Print every entry, word for word, and skip the images.

Figure dataset records:
(begin)

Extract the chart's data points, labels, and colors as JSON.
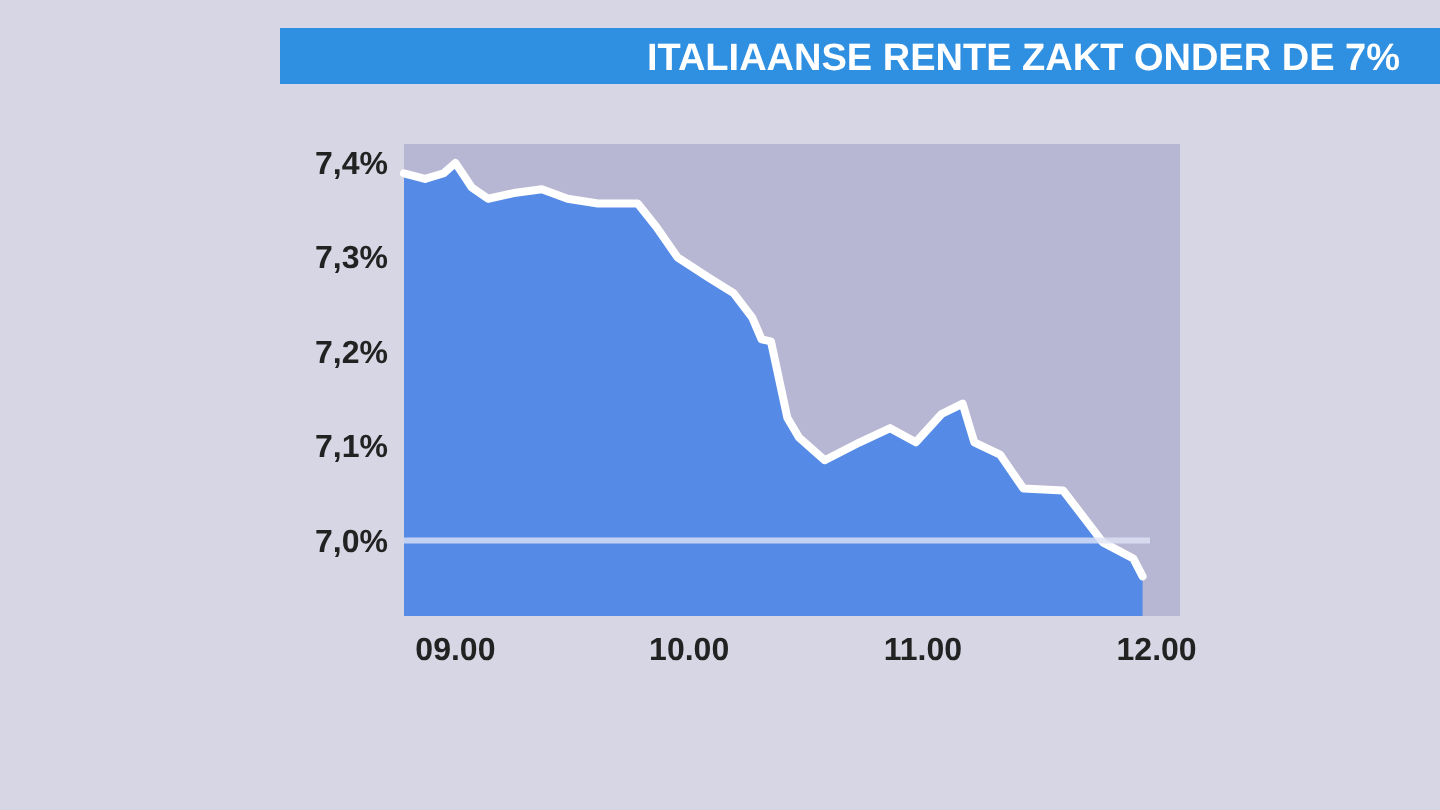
{
  "chart_data": {
    "type": "area",
    "title": "ITALIAANSE RENTE ZAKT ONDER DE 7%",
    "xlim": [
      8.78,
      12.1
    ],
    "xticks": [
      {
        "value": 9,
        "label": "09.00"
      },
      {
        "value": 10,
        "label": "10.00"
      },
      {
        "value": 11,
        "label": "11.00"
      },
      {
        "value": 12,
        "label": "12.00"
      }
    ],
    "ylim": [
      6.92,
      7.42
    ],
    "yticks": [
      {
        "value": 7.0,
        "label": "7,0%"
      },
      {
        "value": 7.1,
        "label": "7,1%"
      },
      {
        "value": 7.2,
        "label": "7,2%"
      },
      {
        "value": 7.3,
        "label": "7,3%"
      },
      {
        "value": 7.4,
        "label": "7,4%"
      }
    ],
    "grid": false,
    "ref_lines": [
      {
        "axis": "y",
        "value": 7.0,
        "color": "#dfe3f5"
      }
    ],
    "series": [
      {
        "color": "#4a86e8",
        "x": [
          8.78,
          8.87,
          8.95,
          9.0,
          9.07,
          9.14,
          9.25,
          9.37,
          9.48,
          9.61,
          9.78,
          9.86,
          9.95,
          10.08,
          10.19,
          10.27,
          10.31,
          10.35,
          10.42,
          10.47,
          10.58,
          10.73,
          10.86,
          10.97,
          11.08,
          11.17,
          11.22,
          11.33,
          11.43,
          11.6,
          11.77,
          11.9,
          11.94
        ],
        "values": [
          7.389,
          7.383,
          7.389,
          7.4,
          7.374,
          7.362,
          7.368,
          7.372,
          7.362,
          7.357,
          7.357,
          7.332,
          7.3,
          7.279,
          7.262,
          7.236,
          7.213,
          7.211,
          7.13,
          7.109,
          7.085,
          7.104,
          7.119,
          7.104,
          7.134,
          7.145,
          7.104,
          7.091,
          7.055,
          7.053,
          6.998,
          6.981,
          6.962
        ]
      }
    ]
  }
}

(end)

## SOLUTION
Extract the chart's data points, labels, and colors as JSON.
{
  "chart_data": {
    "type": "area",
    "title": "ITALIAANSE RENTE ZAKT ONDER DE 7%",
    "xlim": [
      8.78,
      12.1
    ],
    "xticks": [
      {
        "value": 9,
        "label": "09.00"
      },
      {
        "value": 10,
        "label": "10.00"
      },
      {
        "value": 11,
        "label": "11.00"
      },
      {
        "value": 12,
        "label": "12.00"
      }
    ],
    "ylim": [
      6.92,
      7.42
    ],
    "yticks": [
      {
        "value": 7.0,
        "label": "7,0%"
      },
      {
        "value": 7.1,
        "label": "7,1%"
      },
      {
        "value": 7.2,
        "label": "7,2%"
      },
      {
        "value": 7.3,
        "label": "7,3%"
      },
      {
        "value": 7.4,
        "label": "7,4%"
      }
    ],
    "grid": false,
    "ref_lines": [
      {
        "axis": "y",
        "value": 7.0,
        "color": "#dfe3f5"
      }
    ],
    "series": [
      {
        "color": "#4a86e8",
        "x": [
          8.78,
          8.87,
          8.95,
          9.0,
          9.07,
          9.14,
          9.25,
          9.37,
          9.48,
          9.61,
          9.78,
          9.86,
          9.95,
          10.08,
          10.19,
          10.27,
          10.31,
          10.35,
          10.42,
          10.47,
          10.58,
          10.73,
          10.86,
          10.97,
          11.08,
          11.17,
          11.22,
          11.33,
          11.43,
          11.6,
          11.77,
          11.9,
          11.94
        ],
        "values": [
          7.389,
          7.383,
          7.389,
          7.4,
          7.374,
          7.362,
          7.368,
          7.372,
          7.362,
          7.357,
          7.357,
          7.332,
          7.3,
          7.279,
          7.262,
          7.236,
          7.213,
          7.211,
          7.13,
          7.109,
          7.085,
          7.104,
          7.119,
          7.104,
          7.134,
          7.145,
          7.104,
          7.091,
          7.055,
          7.053,
          6.998,
          6.981,
          6.962
        ]
      }
    ]
  }
}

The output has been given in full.